Records from a data source

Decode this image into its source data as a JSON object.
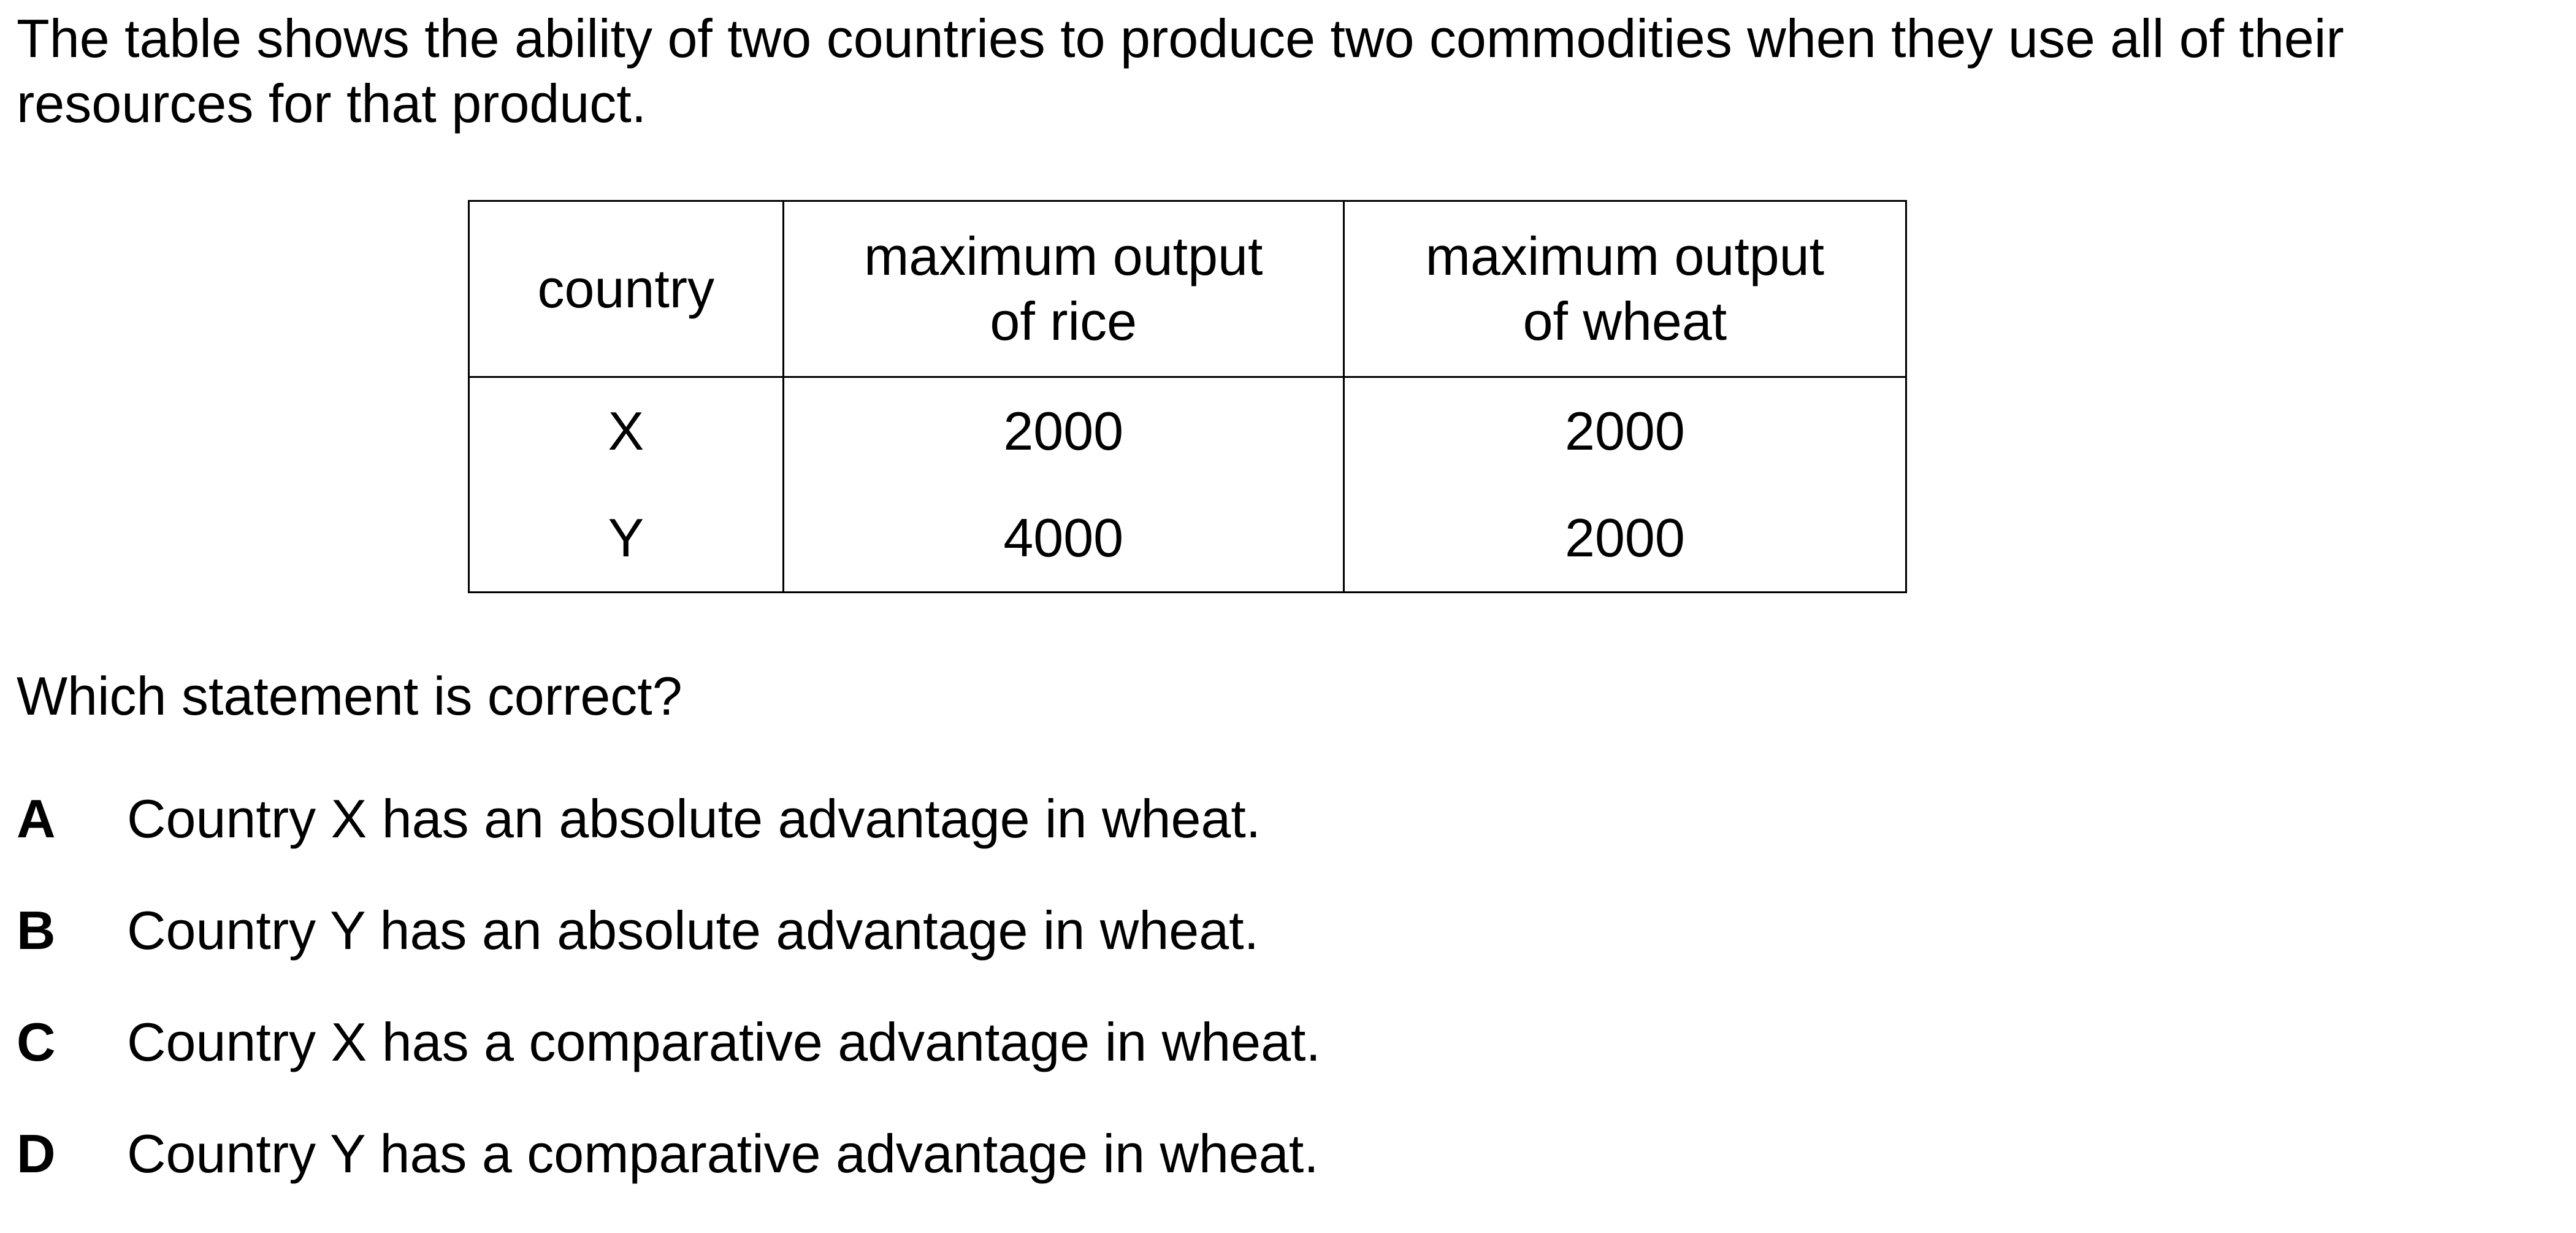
{
  "intro_text": "The table shows the ability of two countries to produce two commodities when they use all of their resources for that product.",
  "table": {
    "headers": {
      "country": "country",
      "rice_line1": "maximum output",
      "rice_line2": "of rice",
      "wheat_line1": "maximum output",
      "wheat_line2": "of wheat"
    },
    "rows": [
      {
        "country": "X",
        "rice": "2000",
        "wheat": "2000"
      },
      {
        "country": "Y",
        "rice": "4000",
        "wheat": "2000"
      }
    ]
  },
  "question": "Which statement is correct?",
  "options": [
    {
      "letter": "A",
      "text": "Country X has an absolute advantage in wheat."
    },
    {
      "letter": "B",
      "text": "Country Y has an absolute advantage in wheat."
    },
    {
      "letter": "C",
      "text": "Country X has a comparative advantage in wheat."
    },
    {
      "letter": "D",
      "text": "Country Y has a comparative advantage in wheat."
    }
  ]
}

▶ **DIRECTIONS FOR THIS TASK**:
Using the data above, write out every line exactly, leaving the images behind.

▶ **OUTPUT FOR THIS EXERCISE**:
Decode this image into its source data as a JSON object.
{
  "intro_text": "The table shows the ability of two countries to produce two commodities when they use all of their resources for that product.",
  "table": {
    "headers": {
      "country": "country",
      "rice_line1": "maximum output",
      "rice_line2": "of rice",
      "wheat_line1": "maximum output",
      "wheat_line2": "of wheat"
    },
    "rows": [
      {
        "country": "X",
        "rice": "2000",
        "wheat": "2000"
      },
      {
        "country": "Y",
        "rice": "4000",
        "wheat": "2000"
      }
    ]
  },
  "question": "Which statement is correct?",
  "options": [
    {
      "letter": "A",
      "text": "Country X has an absolute advantage in wheat."
    },
    {
      "letter": "B",
      "text": "Country Y has an absolute advantage in wheat."
    },
    {
      "letter": "C",
      "text": "Country X has a comparative advantage in wheat."
    },
    {
      "letter": "D",
      "text": "Country Y has a comparative advantage in wheat."
    }
  ]
}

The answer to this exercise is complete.